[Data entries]
-- START --

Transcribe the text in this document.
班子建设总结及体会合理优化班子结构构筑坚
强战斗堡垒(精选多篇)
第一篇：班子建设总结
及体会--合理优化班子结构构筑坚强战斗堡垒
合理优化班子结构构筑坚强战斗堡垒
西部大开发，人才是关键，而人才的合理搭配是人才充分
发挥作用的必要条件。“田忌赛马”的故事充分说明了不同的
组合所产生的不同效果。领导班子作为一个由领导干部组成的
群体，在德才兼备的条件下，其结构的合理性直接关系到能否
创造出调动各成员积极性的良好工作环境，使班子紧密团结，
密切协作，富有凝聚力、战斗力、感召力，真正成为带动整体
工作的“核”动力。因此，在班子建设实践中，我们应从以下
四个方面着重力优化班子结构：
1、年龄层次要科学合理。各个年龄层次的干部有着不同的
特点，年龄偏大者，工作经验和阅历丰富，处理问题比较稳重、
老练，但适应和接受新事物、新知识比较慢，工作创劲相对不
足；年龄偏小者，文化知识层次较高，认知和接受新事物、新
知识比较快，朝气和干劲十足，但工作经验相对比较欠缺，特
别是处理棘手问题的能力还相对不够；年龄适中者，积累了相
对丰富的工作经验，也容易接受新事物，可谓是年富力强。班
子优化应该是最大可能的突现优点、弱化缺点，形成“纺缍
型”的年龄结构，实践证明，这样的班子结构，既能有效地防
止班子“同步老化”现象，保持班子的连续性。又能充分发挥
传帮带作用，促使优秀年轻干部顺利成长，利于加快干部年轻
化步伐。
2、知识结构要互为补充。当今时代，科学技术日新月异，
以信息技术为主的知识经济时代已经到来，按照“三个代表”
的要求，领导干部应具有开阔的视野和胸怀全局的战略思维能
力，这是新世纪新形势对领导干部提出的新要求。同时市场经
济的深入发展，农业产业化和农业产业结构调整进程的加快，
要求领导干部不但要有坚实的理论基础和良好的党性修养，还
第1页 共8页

-- END --

* **What is needed**: Write the whole listing out again. Keep every line exactly as it is.

* **Task response**:
Transcribe the text in this document.
班子建设总结及体会合理优化班子结构构筑坚
强战斗堡垒(精选多篇)
第一篇：班子建设总结
及体会--合理优化班子结构构筑坚强战斗堡垒
合理优化班子结构构筑坚强战斗堡垒
西部大开发，人才是关键，而人才的合理搭配是人才充分
发挥作用的必要条件。“田忌赛马”的故事充分说明了不同的
组合所产生的不同效果。领导班子作为一个由领导干部组成的
群体，在德才兼备的条件下，其结构的合理性直接关系到能否
创造出调动各成员积极性的良好工作环境，使班子紧密团结，
密切协作，富有凝聚力、战斗力、感召力，真正成为带动整体
工作的“核”动力。因此，在班子建设实践中，我们应从以下
四个方面着重力优化班子结构：
1、年龄层次要科学合理。各个年龄层次的干部有着不同的
特点，年龄偏大者，工作经验和阅历丰富，处理问题比较稳重、
老练，但适应和接受新事物、新知识比较慢，工作创劲相对不
足；年龄偏小者，文化知识层次较高，认知和接受新事物、新
知识比较快，朝气和干劲十足，但工作经验相对比较欠缺，特
别是处理棘手问题的能力还相对不够；年龄适中者，积累了相
对丰富的工作经验，也容易接受新事物，可谓是年富力强。班
子优化应该是最大可能的突现优点、弱化缺点，形成“纺缍
型”的年龄结构，实践证明，这样的班子结构，既能有效地防
止班子“同步老化”现象，保持班子的连续性。又能充分发挥
传帮带作用，促使优秀年轻干部顺利成长，利于加快干部年轻
化步伐。
2、知识结构要互为补充。当今时代，科学技术日新月异，
以信息技术为主的知识经济时代已经到来，按照“三个代表”
的要求，领导干部应具有开阔的视野和胸怀全局的战略思维能
力，这是新世纪新形势对领导干部提出的新要求。同时市场经
济的深入发展，农业产业化和农业产业结构调整进程的加快，
要求领导干部不但要有坚实的理论基础和良好的党性修养，还
第1页 共8页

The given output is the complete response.